Print all of the data below line for line, leaving out the pictures.

### Extracted data:

____

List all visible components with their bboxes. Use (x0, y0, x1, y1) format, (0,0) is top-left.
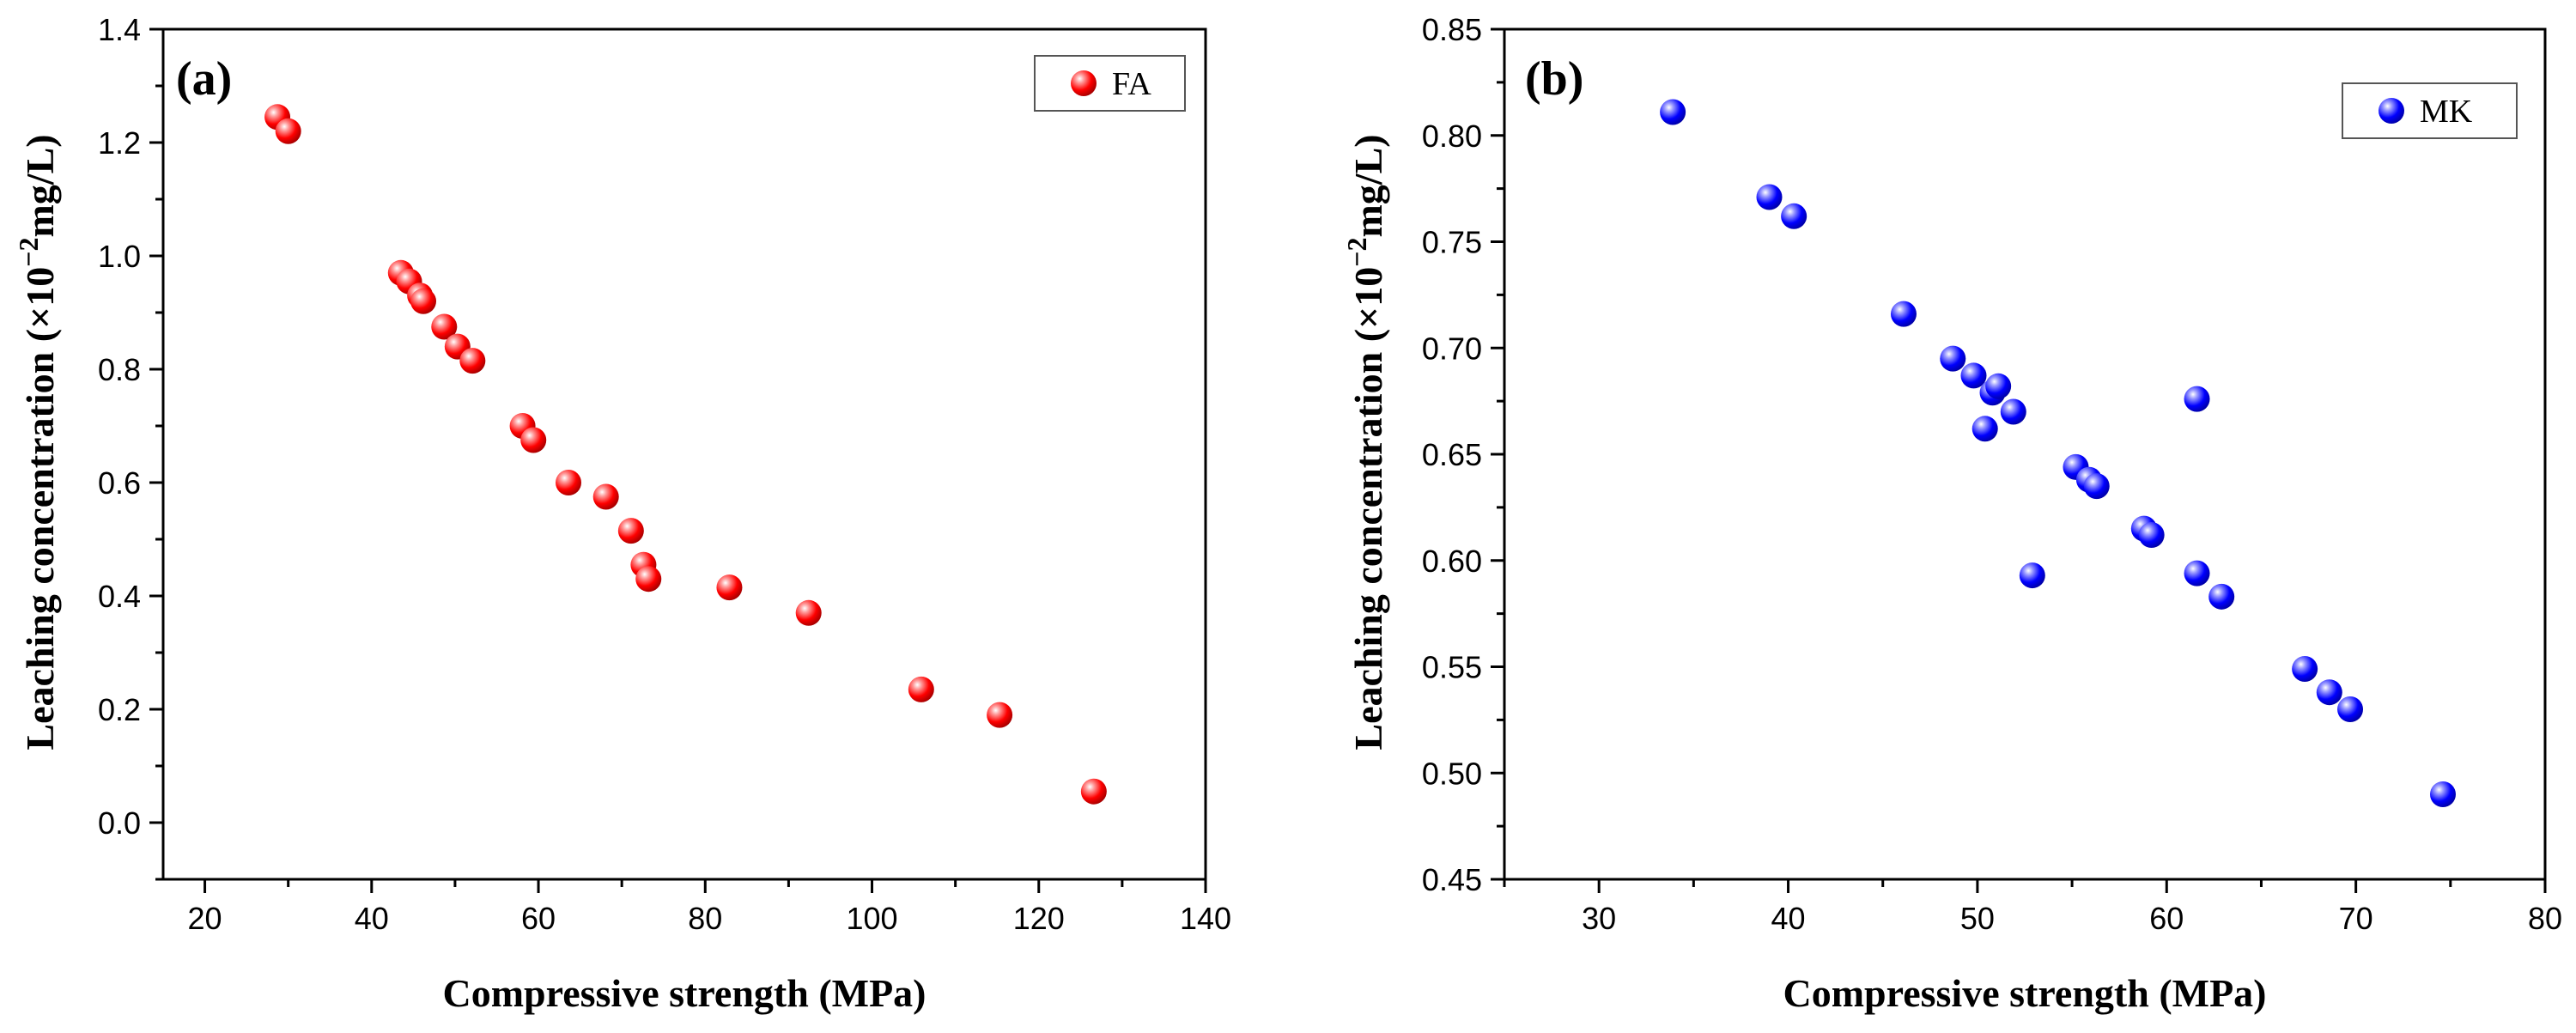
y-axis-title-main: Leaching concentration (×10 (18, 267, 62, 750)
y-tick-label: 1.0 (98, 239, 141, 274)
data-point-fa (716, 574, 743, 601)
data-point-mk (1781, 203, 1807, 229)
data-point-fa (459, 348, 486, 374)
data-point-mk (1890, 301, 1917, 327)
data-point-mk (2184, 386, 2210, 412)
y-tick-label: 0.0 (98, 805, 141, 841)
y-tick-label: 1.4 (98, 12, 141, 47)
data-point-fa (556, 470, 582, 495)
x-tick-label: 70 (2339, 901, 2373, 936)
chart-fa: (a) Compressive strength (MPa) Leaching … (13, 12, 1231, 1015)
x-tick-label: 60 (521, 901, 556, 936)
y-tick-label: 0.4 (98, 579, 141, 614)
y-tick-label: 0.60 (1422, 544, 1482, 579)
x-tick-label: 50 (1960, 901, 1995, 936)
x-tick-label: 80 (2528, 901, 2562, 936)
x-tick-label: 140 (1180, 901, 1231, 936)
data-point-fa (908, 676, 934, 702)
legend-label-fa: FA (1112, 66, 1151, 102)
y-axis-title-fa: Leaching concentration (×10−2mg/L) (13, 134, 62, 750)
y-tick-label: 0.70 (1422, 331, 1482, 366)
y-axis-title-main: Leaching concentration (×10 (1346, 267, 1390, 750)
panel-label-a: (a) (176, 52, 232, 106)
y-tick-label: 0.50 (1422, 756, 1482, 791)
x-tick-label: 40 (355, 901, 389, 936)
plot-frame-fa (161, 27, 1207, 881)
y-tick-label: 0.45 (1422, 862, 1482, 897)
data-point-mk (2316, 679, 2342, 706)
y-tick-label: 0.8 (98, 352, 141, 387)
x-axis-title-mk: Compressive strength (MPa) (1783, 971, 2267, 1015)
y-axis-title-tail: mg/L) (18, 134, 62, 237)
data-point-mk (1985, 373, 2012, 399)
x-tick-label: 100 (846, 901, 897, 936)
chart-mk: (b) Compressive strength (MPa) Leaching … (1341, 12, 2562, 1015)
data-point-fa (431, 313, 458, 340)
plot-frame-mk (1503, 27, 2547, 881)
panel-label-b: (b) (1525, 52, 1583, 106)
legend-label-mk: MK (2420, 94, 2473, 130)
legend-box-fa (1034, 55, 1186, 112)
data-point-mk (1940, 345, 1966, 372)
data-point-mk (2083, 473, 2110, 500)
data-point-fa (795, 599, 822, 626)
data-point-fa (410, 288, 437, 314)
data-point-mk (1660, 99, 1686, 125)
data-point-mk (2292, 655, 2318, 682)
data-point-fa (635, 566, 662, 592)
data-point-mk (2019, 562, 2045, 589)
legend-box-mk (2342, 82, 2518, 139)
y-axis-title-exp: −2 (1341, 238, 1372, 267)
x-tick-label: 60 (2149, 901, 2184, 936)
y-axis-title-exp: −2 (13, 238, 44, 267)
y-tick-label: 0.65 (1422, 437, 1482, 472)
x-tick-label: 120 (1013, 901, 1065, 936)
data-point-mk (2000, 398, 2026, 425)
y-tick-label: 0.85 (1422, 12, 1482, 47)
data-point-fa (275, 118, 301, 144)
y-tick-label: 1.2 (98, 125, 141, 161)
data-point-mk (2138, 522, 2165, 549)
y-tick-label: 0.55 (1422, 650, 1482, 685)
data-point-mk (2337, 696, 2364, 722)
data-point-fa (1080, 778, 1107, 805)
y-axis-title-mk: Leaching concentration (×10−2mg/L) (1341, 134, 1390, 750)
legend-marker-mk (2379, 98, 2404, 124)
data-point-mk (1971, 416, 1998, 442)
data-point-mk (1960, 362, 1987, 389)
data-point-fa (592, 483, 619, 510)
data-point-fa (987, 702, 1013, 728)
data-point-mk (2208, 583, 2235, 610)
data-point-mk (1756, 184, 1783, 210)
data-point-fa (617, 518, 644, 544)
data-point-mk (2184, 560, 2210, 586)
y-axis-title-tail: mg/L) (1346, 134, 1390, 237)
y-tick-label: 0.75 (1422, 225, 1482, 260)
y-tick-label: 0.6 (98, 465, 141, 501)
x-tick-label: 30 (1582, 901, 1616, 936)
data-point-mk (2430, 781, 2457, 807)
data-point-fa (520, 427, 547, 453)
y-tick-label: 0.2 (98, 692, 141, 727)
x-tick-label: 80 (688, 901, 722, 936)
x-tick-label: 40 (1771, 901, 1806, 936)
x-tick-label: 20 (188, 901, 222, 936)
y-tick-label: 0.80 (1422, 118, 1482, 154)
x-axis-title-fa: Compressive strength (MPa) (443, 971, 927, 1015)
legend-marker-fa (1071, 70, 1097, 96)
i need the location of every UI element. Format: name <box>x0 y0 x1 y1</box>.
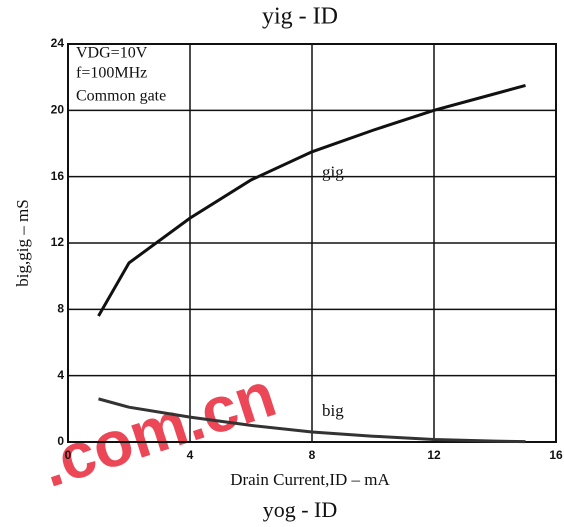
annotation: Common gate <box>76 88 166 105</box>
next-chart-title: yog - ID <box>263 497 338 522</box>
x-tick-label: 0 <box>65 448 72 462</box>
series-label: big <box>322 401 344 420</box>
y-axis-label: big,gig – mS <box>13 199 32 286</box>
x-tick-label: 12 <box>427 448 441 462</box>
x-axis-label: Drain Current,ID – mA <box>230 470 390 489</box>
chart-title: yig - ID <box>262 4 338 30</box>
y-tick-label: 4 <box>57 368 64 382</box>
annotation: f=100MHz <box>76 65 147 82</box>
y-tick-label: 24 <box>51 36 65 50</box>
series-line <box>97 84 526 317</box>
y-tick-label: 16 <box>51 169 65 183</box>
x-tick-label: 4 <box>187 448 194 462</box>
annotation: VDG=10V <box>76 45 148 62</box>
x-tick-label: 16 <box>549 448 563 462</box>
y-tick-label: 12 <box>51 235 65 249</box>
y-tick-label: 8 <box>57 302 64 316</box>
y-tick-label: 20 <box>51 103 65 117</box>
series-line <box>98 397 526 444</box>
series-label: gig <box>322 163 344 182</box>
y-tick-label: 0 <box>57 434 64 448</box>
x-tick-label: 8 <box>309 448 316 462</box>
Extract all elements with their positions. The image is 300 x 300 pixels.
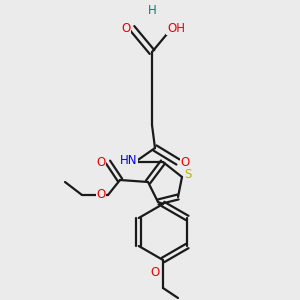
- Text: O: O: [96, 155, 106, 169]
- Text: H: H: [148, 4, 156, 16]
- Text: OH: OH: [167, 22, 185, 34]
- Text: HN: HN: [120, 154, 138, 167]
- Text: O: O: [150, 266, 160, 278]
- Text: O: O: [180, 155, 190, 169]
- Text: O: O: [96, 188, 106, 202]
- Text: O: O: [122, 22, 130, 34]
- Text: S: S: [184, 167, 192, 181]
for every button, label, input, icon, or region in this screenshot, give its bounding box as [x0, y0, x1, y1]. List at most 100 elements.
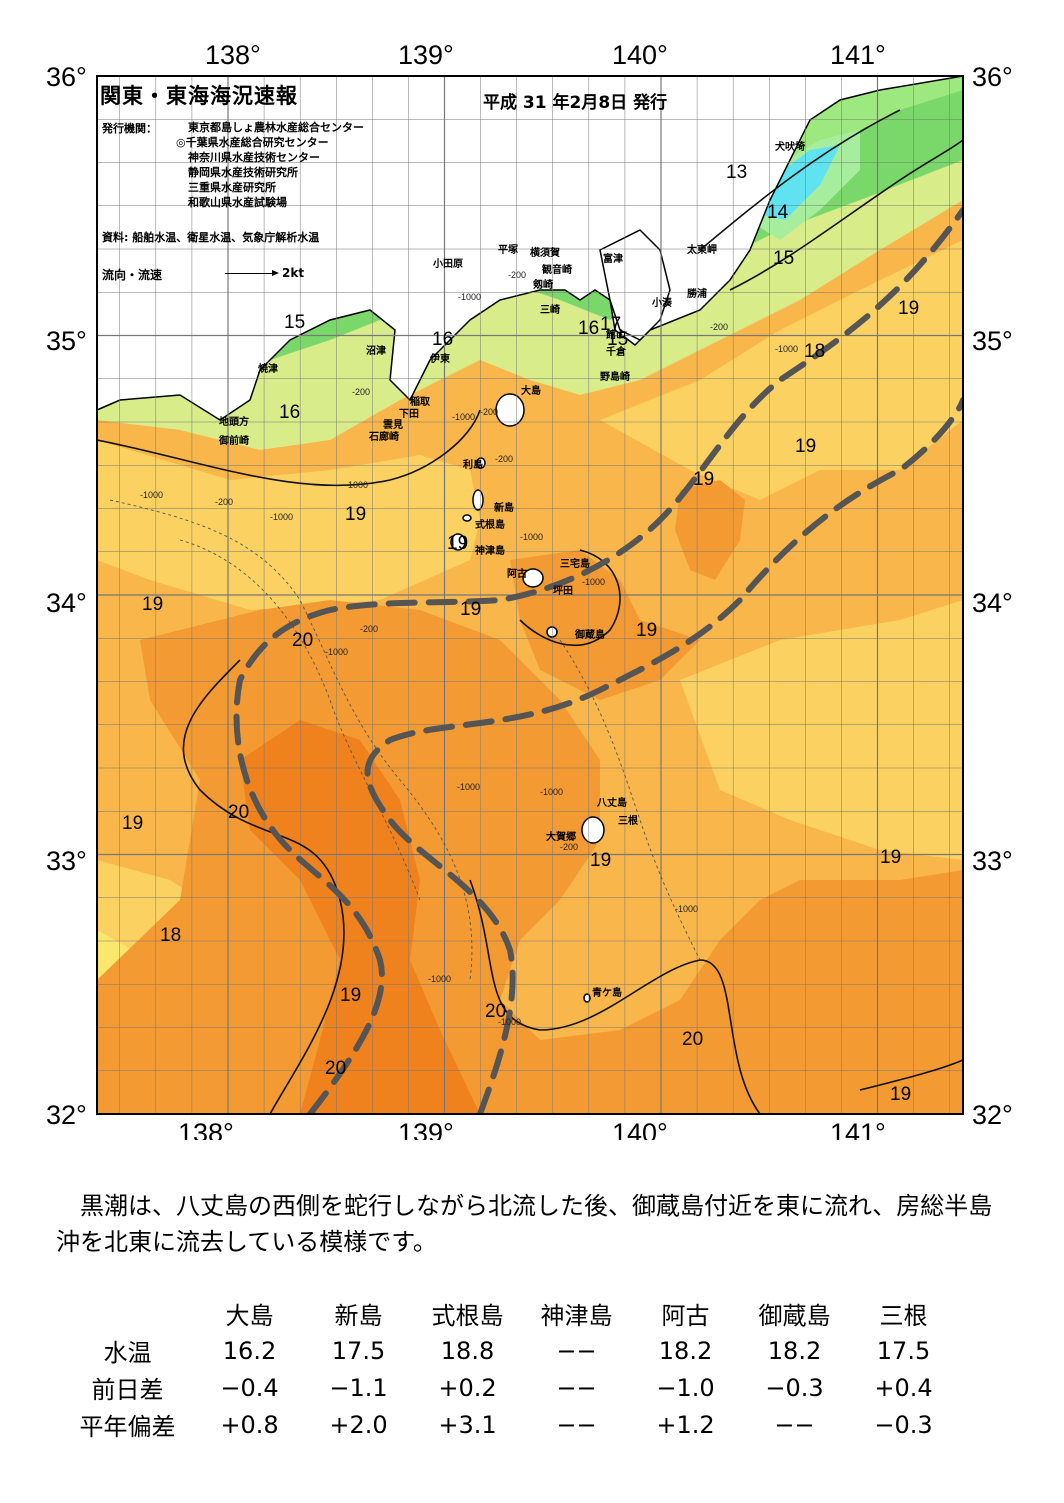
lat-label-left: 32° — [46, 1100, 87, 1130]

____

### Exercise output:
List all visible components with their bboxes. Use (x0, y0, x1, y1) format, (0,0) is top-left.
y-axis-title-main: Leaching concentration (×10 (18, 267, 62, 750)
y-tick-label: 1.0 (98, 239, 141, 274)
data-point-fa (716, 574, 743, 601)
data-point-mk (1781, 203, 1807, 229)
data-point-fa (459, 348, 486, 374)
data-point-mk (1890, 301, 1917, 327)
data-point-mk (2184, 386, 2210, 412)
y-tick-label: 0.0 (98, 805, 141, 841)
y-tick-label: 1.4 (98, 12, 141, 47)
data-point-fa (556, 470, 582, 495)
x-tick-label: 70 (2339, 901, 2373, 936)
chart-fa: (a) Compressive strength (MPa) Leaching … (13, 12, 1231, 1015)
x-tick-label: 60 (521, 901, 556, 936)
y-tick-label: 0.4 (98, 579, 141, 614)
y-tick-label: 0.60 (1422, 544, 1482, 579)
x-tick-label: 50 (1960, 901, 1995, 936)
x-tick-label: 80 (2528, 901, 2562, 936)
x-tick-label: 140 (1180, 901, 1231, 936)
data-point-fa (908, 676, 934, 702)
legend-label-fa: FA (1112, 66, 1151, 102)
y-axis-title-fa: Leaching concentration (×10−2mg/L) (13, 134, 62, 750)
y-tick-label: 0.70 (1422, 331, 1482, 366)
y-axis-title-main: Leaching concentration (×10 (1346, 267, 1390, 750)
panel-label-a: (a) (176, 52, 232, 106)
y-tick-label: 0.50 (1422, 756, 1482, 791)
x-tick-label: 40 (355, 901, 389, 936)
plot-frame-fa (161, 27, 1207, 881)
y-tick-label: 0.45 (1422, 862, 1482, 897)
data-point-mk (2316, 679, 2342, 706)
y-tick-label: 0.8 (98, 352, 141, 387)
x-axis-title-mk: Compressive strength (MPa) (1783, 971, 2267, 1015)
y-axis-title-tail: mg/L) (18, 134, 62, 237)
data-point-mk (1985, 373, 2012, 399)
x-tick-label: 100 (846, 901, 897, 936)
chart-mk: (b) Compressive strength (MPa) Leaching … (1341, 12, 2562, 1015)
data-point-fa (431, 313, 458, 340)
plot-frame-mk (1503, 27, 2547, 881)
panel-label-b: (b) (1525, 52, 1583, 106)
legend-label-mk: MK (2420, 94, 2473, 130)
legend-box-fa (1034, 55, 1186, 112)
data-point-mk (1940, 345, 1966, 372)
data-point-mk (2083, 473, 2110, 500)
data-point-fa (795, 599, 822, 626)
data-point-fa (410, 288, 437, 314)
data-point-mk (1660, 99, 1686, 125)
data-point-mk (2292, 655, 2318, 682)
data-point-fa (635, 566, 662, 592)
data-point-mk (2019, 562, 2045, 589)
legend-box-mk (2342, 82, 2518, 139)
y-axis-title-exp: −2 (1341, 238, 1372, 267)
x-tick-label: 60 (2149, 901, 2184, 936)
y-axis-title-exp: −2 (13, 238, 44, 267)
y-tick-label: 0.65 (1422, 437, 1482, 472)
x-tick-label: 120 (1013, 901, 1065, 936)
data-point-mk (2000, 398, 2026, 425)
y-tick-label: 0.85 (1422, 12, 1482, 47)
data-point-fa (275, 118, 301, 144)
y-tick-label: 1.2 (98, 125, 141, 161)
data-point-mk (2138, 522, 2165, 549)
y-tick-label: 0.55 (1422, 650, 1482, 685)
data-point-mk (2337, 696, 2364, 722)
data-point-fa (1080, 778, 1107, 805)
y-axis-title-mk: Leaching concentration (×10−2mg/L) (1341, 134, 1390, 750)
legend-marker-mk (2379, 98, 2404, 124)
data-point-mk (1971, 416, 1998, 442)
data-point-mk (1960, 362, 1987, 389)
data-point-fa (592, 483, 619, 510)
data-point-fa (987, 702, 1013, 728)
data-point-mk (2208, 583, 2235, 610)
data-point-mk (1756, 184, 1783, 210)
data-point-fa (617, 518, 644, 544)
data-point-mk (2184, 560, 2210, 586)
y-axis-title-tail: mg/L) (1346, 134, 1390, 237)
y-tick-label: 0.75 (1422, 225, 1482, 260)
y-tick-label: 0.6 (98, 465, 141, 501)
x-tick-label: 30 (1582, 901, 1616, 936)
data-point-mk (2430, 781, 2457, 807)
data-point-fa (520, 427, 547, 453)
y-tick-label: 0.2 (98, 692, 141, 727)
x-tick-label: 80 (688, 901, 722, 936)
x-tick-label: 40 (1771, 901, 1806, 936)
x-tick-label: 20 (188, 901, 222, 936)
y-tick-label: 0.80 (1422, 118, 1482, 154)
x-axis-title-fa: Compressive strength (MPa) (443, 971, 927, 1015)
legend-marker-fa (1071, 70, 1097, 96)
i need the location of every UI element. Format: name <box>x0 y0 x1 y1</box>.
annotation: Common gate <box>76 88 166 105</box>
next-chart-title: yog - ID <box>263 497 338 522</box>
x-tick-label: 0 <box>65 448 72 462</box>
series-label: big <box>322 401 344 420</box>
y-axis-label: big,gig – mS <box>13 199 32 286</box>
x-tick-label: 12 <box>427 448 441 462</box>
x-axis-label: Drain Current,ID – mA <box>230 470 390 489</box>
chart-title: yig - ID <box>262 4 338 30</box>
y-tick-label: 4 <box>57 368 64 382</box>
annotation: f=100MHz <box>76 65 147 82</box>
y-tick-label: 24 <box>51 36 65 50</box>
series-line <box>97 84 526 317</box>
y-tick-label: 16 <box>51 169 65 183</box>
x-tick-label: 4 <box>187 448 194 462</box>
annotation: VDG=10V <box>76 45 148 62</box>
x-tick-label: 16 <box>549 448 563 462</box>
y-tick-label: 12 <box>51 235 65 249</box>
y-tick-label: 8 <box>57 302 64 316</box>
y-tick-label: 20 <box>51 103 65 117</box>
series-line <box>98 397 526 444</box>
series-label: gig <box>322 163 344 182</box>
y-tick-label: 0 <box>57 434 64 448</box>
x-tick-label: 8 <box>309 448 316 462</box>
Extract all elements with their positions. The image is 300 x 300 pixels.
- Text: O: O: [96, 155, 106, 169]
- Text: H: H: [148, 4, 156, 16]
- Text: OH: OH: [167, 22, 185, 34]
- Text: HN: HN: [120, 154, 138, 167]
- Text: O: O: [150, 266, 160, 278]
- Text: O: O: [180, 155, 190, 169]
- Text: O: O: [96, 188, 106, 202]
- Text: O: O: [122, 22, 130, 34]
- Text: S: S: [184, 167, 192, 181]
for every button, label, input, icon, or region in this screenshot, give its bounding box as [x0, y0, x1, y1]. List at most 100 elements.
lat-label-left: 32° — [46, 1100, 87, 1130]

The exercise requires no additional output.